# JOB
Single out the lines that include the word "JSON". Copy them.

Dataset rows
..............................

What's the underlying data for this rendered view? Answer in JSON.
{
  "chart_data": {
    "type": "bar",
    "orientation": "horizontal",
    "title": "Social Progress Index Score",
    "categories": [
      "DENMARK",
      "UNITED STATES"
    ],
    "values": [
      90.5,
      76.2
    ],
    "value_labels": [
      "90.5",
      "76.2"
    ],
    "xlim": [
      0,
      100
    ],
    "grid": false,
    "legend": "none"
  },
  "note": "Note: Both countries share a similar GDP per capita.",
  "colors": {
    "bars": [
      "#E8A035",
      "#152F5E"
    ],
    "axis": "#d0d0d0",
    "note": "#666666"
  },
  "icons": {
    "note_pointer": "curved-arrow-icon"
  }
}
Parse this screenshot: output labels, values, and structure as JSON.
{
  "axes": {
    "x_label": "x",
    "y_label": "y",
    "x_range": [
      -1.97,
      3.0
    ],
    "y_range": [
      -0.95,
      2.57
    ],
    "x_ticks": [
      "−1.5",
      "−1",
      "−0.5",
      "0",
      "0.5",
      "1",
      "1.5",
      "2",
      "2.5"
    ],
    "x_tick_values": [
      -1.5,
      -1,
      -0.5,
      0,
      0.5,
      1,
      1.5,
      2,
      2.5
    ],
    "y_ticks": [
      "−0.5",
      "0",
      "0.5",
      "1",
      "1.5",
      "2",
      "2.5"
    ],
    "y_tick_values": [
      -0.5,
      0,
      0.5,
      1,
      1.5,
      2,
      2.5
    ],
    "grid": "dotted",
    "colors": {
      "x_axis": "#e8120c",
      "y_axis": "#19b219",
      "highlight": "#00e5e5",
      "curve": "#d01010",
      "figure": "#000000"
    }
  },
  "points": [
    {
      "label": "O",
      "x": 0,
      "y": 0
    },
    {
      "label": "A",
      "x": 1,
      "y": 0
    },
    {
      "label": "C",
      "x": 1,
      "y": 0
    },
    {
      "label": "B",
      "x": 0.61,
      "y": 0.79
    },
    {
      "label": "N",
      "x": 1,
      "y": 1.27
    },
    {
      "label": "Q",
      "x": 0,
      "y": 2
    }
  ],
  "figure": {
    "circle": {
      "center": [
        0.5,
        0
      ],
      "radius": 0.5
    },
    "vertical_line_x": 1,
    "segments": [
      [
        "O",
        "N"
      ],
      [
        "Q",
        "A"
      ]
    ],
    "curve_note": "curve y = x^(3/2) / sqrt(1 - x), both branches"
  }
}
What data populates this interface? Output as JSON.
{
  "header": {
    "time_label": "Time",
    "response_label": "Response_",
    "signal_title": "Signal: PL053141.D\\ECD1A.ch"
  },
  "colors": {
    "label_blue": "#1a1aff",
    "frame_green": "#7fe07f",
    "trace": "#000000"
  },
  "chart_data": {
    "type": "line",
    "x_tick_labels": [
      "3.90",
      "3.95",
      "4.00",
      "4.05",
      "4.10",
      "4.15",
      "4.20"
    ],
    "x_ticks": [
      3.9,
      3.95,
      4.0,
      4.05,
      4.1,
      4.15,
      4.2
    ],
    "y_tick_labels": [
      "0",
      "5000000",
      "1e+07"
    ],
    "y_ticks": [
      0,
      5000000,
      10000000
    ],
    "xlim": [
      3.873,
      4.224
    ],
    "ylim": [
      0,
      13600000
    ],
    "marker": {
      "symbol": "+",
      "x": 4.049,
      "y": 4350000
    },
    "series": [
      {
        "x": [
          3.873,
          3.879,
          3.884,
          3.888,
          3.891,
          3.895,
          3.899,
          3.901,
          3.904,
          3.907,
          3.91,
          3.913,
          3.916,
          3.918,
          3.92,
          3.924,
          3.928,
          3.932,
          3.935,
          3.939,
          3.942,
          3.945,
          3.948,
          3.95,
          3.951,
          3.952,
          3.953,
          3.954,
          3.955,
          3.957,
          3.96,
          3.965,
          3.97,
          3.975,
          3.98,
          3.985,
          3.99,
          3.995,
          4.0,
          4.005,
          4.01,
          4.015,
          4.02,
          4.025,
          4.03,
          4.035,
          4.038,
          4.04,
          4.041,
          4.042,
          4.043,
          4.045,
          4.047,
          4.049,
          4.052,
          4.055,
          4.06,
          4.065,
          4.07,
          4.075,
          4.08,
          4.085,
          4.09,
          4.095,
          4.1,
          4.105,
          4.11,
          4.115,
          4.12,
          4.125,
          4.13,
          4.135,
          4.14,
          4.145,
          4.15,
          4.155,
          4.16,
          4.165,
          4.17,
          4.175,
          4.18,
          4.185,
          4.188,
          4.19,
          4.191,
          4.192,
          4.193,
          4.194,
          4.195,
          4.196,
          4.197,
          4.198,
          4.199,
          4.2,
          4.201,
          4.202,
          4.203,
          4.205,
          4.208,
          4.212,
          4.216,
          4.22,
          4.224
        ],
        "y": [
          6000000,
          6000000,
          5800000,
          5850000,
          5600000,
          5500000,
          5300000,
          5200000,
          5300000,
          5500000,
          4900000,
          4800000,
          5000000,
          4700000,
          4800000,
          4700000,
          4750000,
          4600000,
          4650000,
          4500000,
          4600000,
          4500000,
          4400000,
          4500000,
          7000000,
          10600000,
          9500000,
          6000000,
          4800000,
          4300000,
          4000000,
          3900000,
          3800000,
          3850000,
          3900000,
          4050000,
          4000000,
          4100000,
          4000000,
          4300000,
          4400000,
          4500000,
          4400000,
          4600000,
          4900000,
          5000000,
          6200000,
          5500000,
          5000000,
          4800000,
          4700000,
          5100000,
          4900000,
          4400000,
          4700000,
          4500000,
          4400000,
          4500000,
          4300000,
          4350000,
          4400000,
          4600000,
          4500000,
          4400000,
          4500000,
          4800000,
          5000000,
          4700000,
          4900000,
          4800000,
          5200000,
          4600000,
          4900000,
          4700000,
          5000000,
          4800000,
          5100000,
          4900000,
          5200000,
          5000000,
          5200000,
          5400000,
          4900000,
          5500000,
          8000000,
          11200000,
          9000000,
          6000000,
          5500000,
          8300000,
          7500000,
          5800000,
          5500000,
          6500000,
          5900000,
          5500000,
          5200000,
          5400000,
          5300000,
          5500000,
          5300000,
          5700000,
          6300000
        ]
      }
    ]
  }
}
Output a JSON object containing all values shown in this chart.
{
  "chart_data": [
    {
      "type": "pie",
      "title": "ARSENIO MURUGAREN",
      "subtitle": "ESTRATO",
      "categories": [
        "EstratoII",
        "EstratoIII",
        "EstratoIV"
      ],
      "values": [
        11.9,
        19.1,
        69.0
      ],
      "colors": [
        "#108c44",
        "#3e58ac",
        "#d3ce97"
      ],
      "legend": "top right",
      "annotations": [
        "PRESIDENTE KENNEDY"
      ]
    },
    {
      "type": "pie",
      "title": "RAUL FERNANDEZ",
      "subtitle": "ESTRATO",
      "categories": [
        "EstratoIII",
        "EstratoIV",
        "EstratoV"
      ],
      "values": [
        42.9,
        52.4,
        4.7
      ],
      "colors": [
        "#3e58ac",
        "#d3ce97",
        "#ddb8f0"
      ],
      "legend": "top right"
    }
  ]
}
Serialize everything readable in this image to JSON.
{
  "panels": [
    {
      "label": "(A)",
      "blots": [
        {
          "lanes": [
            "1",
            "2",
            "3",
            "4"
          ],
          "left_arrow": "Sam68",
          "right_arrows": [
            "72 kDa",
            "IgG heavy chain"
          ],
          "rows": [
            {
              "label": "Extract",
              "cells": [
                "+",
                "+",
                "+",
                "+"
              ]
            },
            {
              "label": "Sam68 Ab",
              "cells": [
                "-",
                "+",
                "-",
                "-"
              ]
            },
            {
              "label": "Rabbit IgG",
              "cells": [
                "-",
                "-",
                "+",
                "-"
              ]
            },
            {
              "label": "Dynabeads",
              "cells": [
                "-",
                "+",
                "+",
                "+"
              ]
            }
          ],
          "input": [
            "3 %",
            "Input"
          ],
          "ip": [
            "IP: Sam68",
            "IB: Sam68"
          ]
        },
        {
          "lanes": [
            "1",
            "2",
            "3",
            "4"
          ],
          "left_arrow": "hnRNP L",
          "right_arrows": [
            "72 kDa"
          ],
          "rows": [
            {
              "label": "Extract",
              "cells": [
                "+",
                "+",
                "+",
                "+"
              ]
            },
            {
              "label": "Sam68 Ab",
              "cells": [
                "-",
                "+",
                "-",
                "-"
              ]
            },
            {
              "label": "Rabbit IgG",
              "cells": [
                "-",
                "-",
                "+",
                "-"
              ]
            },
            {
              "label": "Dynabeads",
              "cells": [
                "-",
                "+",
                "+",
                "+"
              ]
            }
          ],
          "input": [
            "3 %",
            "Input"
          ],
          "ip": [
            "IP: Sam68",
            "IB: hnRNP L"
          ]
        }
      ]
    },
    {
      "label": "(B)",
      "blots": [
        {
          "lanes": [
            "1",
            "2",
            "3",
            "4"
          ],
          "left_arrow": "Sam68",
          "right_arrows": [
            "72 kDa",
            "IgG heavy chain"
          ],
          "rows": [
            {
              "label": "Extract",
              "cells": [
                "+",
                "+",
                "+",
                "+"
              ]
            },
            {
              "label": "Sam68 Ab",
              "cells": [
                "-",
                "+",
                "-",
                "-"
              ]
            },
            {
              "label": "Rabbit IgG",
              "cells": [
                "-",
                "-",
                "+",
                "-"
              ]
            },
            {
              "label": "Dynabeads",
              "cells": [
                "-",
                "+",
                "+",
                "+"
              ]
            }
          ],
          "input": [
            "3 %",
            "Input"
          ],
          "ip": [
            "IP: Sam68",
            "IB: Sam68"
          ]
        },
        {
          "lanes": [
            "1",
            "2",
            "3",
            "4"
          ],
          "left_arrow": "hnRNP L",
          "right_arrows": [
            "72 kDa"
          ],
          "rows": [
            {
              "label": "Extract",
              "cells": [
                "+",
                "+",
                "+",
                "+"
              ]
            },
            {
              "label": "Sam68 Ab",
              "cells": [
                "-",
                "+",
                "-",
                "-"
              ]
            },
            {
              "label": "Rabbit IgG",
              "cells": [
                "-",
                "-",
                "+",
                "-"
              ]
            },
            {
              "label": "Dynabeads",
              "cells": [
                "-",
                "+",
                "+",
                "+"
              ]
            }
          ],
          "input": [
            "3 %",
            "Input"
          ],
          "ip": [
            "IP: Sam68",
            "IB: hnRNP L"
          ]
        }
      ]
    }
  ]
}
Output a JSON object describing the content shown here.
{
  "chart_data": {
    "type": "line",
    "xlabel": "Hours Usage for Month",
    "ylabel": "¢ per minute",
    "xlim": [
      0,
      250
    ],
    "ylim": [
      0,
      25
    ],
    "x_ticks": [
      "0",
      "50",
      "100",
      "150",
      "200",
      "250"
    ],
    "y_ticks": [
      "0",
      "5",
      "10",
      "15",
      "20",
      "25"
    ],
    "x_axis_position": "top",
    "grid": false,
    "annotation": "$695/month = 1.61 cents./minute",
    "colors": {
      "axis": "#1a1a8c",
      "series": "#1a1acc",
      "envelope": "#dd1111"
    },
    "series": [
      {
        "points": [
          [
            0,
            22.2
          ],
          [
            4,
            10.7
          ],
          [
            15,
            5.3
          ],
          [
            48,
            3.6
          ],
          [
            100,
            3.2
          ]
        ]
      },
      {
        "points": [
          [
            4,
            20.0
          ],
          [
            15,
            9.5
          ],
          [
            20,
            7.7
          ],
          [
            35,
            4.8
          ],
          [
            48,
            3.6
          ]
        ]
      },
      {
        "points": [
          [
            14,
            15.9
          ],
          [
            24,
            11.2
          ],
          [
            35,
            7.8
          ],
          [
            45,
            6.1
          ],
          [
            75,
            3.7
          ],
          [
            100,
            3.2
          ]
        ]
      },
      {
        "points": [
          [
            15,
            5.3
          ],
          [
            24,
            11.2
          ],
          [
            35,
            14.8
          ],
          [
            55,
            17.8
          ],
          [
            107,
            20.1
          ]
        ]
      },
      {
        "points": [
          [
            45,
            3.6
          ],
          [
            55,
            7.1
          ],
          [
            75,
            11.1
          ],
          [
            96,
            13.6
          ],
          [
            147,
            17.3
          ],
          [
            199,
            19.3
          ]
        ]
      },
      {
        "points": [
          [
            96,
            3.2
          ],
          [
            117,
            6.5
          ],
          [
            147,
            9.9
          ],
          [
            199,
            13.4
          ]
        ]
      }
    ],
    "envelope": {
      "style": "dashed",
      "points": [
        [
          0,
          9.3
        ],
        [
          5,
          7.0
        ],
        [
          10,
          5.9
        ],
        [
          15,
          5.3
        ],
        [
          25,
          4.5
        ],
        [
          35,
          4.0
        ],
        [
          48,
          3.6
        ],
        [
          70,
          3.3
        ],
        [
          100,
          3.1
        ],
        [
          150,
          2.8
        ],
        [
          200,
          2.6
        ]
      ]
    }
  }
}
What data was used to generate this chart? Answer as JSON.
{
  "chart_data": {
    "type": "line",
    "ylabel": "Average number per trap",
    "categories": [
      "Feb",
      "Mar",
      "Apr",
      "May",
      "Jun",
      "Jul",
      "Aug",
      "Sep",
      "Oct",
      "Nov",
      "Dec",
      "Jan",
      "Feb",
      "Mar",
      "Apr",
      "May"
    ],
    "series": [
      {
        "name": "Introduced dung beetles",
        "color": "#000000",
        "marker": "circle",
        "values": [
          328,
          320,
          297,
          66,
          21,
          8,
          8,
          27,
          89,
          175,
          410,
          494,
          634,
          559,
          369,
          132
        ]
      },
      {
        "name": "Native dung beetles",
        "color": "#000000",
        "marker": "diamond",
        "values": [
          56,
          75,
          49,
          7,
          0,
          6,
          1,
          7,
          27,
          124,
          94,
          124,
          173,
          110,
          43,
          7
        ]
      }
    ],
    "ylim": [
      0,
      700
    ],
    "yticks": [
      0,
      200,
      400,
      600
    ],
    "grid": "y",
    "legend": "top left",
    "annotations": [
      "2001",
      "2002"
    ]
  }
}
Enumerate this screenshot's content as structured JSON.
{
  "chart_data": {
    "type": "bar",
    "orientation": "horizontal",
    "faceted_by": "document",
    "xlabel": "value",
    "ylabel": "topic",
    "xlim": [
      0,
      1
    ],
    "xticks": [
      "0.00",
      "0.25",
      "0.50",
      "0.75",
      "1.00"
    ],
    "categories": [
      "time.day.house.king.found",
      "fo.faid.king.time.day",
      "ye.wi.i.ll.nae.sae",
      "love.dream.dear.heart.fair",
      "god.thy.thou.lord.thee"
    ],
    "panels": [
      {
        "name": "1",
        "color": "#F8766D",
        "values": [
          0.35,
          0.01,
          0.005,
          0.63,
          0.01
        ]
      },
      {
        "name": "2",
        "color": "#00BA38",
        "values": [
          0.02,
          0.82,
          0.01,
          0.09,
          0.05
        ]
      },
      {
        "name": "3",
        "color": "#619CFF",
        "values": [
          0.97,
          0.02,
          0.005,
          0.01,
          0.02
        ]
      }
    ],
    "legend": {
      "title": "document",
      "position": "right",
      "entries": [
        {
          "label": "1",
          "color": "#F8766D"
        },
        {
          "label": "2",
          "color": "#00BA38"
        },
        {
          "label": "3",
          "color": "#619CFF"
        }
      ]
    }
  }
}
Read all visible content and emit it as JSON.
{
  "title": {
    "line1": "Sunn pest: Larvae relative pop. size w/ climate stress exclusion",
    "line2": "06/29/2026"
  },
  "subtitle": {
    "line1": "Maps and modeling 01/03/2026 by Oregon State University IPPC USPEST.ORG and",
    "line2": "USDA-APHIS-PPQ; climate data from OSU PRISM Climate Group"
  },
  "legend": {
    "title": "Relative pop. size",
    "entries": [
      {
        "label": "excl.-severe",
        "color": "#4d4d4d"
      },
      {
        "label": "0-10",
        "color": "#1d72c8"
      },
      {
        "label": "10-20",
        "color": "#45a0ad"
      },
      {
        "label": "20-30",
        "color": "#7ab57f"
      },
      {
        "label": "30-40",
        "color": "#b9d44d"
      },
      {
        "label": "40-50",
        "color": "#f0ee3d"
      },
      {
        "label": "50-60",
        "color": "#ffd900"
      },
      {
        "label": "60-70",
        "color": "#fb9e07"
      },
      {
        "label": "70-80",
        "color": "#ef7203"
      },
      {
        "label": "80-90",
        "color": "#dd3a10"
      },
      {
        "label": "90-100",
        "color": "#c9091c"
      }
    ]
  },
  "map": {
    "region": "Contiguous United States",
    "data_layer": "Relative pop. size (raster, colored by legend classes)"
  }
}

..............................

# TASK SOLUTION
What's the underlying data for this rendered view? Answer in JSON.
Parse this screenshot: output labels, values, and structure as JSON.
What data populates this interface? Output as JSON.
Output a JSON object containing all values shown in this chart.
Serialize everything readable in this image to JSON.
Output a JSON object describing the content shown here.
What data was used to generate this chart? Answer as JSON.
Enumerate this screenshot's content as structured JSON.
Read all visible content and emit it as JSON.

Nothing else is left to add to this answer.